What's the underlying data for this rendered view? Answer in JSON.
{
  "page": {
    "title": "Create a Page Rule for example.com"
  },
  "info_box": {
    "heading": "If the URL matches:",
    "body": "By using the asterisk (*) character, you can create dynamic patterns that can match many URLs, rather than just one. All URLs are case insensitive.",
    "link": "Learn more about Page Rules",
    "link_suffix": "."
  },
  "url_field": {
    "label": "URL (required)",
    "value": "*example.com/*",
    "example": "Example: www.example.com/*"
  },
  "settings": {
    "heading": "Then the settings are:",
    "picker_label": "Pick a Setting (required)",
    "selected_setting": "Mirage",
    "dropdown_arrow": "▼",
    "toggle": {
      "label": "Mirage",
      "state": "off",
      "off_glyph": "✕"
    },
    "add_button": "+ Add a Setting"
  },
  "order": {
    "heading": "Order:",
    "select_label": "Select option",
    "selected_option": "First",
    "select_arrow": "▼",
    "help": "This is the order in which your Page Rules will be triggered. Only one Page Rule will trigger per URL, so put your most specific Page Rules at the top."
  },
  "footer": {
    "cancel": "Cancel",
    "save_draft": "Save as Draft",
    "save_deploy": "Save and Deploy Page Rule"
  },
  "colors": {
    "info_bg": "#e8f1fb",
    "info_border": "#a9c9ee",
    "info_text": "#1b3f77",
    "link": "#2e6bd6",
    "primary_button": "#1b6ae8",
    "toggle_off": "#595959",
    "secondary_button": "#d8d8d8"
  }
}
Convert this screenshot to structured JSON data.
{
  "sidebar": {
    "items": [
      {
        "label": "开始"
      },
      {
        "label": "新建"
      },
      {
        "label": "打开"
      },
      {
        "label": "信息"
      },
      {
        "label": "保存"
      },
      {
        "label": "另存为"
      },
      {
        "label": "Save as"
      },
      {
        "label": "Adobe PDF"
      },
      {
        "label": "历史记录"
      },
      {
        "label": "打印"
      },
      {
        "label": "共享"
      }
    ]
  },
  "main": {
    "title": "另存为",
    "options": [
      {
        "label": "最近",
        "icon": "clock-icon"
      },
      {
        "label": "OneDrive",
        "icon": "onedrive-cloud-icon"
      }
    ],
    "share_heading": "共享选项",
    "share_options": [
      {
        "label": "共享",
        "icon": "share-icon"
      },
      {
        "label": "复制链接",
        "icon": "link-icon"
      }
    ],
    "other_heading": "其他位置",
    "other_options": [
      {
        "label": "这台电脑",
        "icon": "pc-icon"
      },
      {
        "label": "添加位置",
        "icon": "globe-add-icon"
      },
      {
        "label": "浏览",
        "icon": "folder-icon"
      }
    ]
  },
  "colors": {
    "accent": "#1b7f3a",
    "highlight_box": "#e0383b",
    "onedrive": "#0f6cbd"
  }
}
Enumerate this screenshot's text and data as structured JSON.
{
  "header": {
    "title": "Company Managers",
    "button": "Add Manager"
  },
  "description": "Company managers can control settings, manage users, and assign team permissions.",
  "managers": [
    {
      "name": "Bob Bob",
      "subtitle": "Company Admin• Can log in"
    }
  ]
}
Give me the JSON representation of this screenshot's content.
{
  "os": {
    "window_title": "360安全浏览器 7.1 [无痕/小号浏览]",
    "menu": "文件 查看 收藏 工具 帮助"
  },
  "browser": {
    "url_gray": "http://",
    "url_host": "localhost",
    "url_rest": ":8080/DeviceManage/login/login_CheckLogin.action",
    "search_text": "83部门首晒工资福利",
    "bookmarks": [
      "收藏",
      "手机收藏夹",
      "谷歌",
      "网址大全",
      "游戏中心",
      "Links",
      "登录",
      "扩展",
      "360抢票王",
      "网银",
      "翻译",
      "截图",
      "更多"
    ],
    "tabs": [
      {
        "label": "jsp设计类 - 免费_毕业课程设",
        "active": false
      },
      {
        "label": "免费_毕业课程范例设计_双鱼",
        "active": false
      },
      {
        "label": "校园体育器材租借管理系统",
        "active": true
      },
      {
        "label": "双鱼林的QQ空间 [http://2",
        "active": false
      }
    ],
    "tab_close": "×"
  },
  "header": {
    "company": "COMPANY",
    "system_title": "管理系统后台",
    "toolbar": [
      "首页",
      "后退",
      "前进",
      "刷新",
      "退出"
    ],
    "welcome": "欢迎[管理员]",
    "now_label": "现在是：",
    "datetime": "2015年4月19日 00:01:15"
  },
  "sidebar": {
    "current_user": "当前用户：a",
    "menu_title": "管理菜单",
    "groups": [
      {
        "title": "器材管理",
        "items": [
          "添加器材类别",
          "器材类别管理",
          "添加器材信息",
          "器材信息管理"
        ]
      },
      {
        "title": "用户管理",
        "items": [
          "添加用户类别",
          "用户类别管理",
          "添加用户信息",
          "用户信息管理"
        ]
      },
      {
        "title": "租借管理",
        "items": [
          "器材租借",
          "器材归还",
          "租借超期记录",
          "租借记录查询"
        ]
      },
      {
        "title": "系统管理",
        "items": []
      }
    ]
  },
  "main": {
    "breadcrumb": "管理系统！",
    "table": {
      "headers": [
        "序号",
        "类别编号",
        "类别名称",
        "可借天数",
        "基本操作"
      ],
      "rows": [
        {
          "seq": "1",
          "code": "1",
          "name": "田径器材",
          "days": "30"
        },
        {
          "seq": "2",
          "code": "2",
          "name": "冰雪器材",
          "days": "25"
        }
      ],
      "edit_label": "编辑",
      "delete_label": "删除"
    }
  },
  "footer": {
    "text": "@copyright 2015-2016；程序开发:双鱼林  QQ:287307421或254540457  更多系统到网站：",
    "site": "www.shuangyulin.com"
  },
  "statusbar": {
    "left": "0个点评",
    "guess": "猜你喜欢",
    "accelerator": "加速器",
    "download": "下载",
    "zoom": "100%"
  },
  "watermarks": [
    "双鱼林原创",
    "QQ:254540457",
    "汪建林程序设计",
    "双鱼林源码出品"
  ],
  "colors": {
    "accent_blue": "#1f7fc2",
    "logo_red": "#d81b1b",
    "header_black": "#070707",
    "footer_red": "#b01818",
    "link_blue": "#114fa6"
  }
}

┄┄┄┄┄┄┄┄┄┄┄┄┄┄┄┄┄┄┄┄

» INSTRUCTIONS TO FOLLOW:
Go through the data and gather every line that holds "screenshot".

» FINAL RESULT:
Convert this screenshot to structured JSON data.
Enumerate this screenshot's text and data as structured JSON.
Give me the JSON representation of this screenshot's content.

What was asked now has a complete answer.